[SET PROBLEM]
Filter the records for lines holding the string "JSON".

[SOURCE MATERIAL]
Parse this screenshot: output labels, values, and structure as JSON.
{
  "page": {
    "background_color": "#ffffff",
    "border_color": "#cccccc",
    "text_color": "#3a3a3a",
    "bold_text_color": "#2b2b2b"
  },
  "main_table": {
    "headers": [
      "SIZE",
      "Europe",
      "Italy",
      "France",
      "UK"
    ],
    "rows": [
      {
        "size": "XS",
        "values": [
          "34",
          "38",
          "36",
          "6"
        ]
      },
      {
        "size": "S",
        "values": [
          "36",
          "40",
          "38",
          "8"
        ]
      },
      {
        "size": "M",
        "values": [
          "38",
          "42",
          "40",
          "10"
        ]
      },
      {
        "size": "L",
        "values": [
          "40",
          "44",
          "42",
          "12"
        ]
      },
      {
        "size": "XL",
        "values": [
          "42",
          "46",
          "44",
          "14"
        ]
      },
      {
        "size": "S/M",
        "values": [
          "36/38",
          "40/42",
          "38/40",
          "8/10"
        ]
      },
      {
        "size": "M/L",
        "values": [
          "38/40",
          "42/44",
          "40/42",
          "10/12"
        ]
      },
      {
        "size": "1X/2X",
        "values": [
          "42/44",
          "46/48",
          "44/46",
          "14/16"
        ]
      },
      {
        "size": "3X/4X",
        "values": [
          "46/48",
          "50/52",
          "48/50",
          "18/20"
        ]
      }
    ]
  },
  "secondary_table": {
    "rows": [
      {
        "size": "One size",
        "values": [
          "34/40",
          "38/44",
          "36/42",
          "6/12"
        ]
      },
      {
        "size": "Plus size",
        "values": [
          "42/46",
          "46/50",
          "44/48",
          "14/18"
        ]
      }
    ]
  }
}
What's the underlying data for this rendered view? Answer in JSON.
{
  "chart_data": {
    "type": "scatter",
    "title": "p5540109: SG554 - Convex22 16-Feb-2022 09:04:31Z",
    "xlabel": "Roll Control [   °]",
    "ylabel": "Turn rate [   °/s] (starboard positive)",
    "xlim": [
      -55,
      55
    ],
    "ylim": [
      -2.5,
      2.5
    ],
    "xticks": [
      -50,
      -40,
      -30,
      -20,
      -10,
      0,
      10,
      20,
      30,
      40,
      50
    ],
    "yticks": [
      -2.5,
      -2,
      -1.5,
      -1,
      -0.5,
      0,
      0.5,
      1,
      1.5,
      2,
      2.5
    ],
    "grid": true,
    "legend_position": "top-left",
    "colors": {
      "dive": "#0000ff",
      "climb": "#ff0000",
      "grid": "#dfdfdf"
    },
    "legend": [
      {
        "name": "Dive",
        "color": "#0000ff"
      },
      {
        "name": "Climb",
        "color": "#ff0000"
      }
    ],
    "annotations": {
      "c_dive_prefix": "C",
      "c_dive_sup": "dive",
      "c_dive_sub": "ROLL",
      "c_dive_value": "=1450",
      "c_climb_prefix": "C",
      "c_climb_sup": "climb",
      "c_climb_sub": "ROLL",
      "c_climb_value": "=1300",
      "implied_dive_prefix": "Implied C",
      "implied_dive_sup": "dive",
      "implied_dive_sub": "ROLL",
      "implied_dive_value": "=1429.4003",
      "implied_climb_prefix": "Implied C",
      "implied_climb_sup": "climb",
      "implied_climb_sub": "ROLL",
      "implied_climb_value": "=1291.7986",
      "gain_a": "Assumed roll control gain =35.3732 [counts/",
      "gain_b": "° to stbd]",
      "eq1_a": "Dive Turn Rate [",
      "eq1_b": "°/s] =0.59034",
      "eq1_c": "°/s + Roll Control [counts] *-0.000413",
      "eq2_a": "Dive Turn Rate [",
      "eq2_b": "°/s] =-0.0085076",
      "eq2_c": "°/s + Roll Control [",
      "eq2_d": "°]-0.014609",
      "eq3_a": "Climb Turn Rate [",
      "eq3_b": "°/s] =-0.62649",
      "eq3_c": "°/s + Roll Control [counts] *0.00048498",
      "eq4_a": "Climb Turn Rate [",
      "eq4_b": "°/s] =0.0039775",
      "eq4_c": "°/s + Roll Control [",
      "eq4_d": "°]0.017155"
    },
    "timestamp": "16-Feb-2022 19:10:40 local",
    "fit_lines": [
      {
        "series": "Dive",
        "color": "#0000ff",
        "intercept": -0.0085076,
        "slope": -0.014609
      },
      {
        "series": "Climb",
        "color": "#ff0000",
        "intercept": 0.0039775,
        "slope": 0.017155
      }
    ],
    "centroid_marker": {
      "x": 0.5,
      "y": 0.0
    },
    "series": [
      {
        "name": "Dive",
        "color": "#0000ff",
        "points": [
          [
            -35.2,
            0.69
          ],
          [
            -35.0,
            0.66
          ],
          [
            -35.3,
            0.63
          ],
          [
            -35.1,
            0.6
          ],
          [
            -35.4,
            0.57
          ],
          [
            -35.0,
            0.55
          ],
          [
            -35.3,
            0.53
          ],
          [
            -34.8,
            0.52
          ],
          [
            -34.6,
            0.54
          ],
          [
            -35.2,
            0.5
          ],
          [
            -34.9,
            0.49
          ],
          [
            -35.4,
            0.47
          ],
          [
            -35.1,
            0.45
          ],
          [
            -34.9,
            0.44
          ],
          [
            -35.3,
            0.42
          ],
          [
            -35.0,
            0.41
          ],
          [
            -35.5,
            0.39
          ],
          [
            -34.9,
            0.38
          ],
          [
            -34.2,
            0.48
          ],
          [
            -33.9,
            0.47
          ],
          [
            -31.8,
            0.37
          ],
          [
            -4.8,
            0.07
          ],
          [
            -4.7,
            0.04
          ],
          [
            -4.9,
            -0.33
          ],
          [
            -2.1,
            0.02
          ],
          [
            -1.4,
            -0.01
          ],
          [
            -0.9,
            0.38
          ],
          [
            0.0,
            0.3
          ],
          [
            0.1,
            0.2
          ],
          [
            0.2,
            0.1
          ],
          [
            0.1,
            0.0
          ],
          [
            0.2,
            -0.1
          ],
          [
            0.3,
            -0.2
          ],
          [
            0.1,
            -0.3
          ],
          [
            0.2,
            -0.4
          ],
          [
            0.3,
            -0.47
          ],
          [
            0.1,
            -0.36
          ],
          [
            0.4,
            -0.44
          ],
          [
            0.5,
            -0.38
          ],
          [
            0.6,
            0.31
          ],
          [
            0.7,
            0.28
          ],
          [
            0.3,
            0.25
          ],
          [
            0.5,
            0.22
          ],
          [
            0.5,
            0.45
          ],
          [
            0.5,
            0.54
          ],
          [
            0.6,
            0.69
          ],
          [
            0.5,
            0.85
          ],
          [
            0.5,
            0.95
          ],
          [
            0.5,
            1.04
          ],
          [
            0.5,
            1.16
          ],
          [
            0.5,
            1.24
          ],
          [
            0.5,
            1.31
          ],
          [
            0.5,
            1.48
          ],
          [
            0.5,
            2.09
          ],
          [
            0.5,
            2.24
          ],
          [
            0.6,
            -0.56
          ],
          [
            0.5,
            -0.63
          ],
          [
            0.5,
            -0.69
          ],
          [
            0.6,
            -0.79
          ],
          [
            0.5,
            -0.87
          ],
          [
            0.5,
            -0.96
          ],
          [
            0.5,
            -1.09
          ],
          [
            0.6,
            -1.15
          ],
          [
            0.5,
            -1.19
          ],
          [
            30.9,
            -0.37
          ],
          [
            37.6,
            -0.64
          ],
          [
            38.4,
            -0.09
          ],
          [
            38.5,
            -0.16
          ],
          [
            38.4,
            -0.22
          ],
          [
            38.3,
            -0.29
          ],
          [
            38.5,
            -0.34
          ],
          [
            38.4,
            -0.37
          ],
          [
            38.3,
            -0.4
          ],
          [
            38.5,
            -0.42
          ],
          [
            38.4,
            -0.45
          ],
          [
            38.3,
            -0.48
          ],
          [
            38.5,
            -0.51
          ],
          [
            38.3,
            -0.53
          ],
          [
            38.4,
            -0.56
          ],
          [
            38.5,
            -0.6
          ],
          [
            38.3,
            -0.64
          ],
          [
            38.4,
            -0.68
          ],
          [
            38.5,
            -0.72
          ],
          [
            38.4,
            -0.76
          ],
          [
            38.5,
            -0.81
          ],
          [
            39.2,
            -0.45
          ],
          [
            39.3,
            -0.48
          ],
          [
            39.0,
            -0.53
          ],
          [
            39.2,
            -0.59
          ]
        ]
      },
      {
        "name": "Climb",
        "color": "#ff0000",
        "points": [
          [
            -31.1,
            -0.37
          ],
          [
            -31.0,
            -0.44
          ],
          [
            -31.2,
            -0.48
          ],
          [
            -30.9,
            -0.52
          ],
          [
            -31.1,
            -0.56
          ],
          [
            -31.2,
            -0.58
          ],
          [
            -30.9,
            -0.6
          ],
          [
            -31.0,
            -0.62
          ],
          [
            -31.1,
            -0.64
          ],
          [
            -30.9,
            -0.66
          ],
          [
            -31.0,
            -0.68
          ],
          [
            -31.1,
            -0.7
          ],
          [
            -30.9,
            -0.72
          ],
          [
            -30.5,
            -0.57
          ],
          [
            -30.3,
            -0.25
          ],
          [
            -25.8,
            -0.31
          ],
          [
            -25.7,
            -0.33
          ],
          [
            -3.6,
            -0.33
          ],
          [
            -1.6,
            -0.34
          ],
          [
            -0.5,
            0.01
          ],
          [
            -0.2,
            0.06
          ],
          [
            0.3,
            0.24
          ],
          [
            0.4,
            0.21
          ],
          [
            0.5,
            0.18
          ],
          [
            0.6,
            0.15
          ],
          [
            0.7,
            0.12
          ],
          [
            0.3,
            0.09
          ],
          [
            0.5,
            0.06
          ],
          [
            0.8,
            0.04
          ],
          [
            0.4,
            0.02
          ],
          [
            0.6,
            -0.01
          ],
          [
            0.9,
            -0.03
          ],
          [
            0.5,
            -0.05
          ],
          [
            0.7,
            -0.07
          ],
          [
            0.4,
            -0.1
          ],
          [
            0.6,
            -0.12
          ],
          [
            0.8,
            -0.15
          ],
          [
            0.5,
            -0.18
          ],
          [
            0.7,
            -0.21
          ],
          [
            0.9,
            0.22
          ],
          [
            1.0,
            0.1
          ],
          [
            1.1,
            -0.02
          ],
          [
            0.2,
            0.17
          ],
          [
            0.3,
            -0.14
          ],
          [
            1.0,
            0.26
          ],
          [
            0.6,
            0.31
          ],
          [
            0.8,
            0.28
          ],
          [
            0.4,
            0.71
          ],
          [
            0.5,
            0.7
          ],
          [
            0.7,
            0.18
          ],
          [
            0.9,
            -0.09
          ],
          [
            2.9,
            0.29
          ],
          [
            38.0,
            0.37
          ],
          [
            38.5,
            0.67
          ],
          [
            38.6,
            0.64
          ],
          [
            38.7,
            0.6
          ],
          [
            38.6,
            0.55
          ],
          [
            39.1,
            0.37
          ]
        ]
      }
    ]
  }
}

[COMPLETED TASK]
Parse this screenshot: output labels, values, and structure as JSON.
What's the underlying data for this rendered view? Answer in JSON.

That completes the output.